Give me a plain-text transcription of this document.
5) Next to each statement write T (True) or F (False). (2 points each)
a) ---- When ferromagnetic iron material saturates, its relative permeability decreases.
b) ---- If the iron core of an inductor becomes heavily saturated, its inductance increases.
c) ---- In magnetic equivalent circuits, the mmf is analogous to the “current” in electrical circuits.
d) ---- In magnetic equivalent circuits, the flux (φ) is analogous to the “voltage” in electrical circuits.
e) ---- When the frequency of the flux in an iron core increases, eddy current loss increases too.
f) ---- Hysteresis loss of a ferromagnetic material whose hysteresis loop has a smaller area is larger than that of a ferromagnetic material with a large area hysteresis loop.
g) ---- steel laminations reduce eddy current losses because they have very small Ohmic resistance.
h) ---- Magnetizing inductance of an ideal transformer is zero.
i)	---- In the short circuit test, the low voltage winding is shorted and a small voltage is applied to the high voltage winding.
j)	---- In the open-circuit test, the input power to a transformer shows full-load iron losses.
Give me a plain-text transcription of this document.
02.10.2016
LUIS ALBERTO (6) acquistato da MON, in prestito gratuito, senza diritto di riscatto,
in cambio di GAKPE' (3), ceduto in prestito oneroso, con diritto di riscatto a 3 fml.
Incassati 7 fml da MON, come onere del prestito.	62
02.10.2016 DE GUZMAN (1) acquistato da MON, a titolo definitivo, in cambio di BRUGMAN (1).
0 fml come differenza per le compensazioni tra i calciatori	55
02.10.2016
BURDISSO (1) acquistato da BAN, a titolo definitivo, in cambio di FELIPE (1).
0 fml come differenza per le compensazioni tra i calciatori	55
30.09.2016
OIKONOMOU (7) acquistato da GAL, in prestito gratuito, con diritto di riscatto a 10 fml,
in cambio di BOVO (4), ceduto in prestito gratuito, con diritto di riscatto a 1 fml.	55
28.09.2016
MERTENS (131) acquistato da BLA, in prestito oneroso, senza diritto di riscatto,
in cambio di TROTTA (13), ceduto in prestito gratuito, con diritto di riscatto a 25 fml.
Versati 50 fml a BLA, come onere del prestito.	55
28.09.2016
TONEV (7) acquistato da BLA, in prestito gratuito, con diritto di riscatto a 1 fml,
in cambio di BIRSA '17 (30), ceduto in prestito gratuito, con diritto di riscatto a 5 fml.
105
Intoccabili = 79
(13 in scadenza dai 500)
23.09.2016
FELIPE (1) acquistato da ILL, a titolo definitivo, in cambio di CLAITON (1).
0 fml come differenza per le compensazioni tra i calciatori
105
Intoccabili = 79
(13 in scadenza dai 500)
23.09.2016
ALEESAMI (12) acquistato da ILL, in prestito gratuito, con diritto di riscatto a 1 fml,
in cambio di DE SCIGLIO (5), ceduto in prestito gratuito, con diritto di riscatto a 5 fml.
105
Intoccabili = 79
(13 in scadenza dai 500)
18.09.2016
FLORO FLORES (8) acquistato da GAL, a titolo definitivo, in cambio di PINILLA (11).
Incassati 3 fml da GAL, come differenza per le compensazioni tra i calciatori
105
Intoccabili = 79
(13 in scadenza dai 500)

_Task brief_
Which lines hold the word "test"? Copy every one of them.

_Complete response_
i)	---- In the short circuit test, the low voltage winding is shorted and a small voltage is applied to the high voltage winding.
j)	---- In the open-circuit test, the input power to a transformer shows full-load iron losses.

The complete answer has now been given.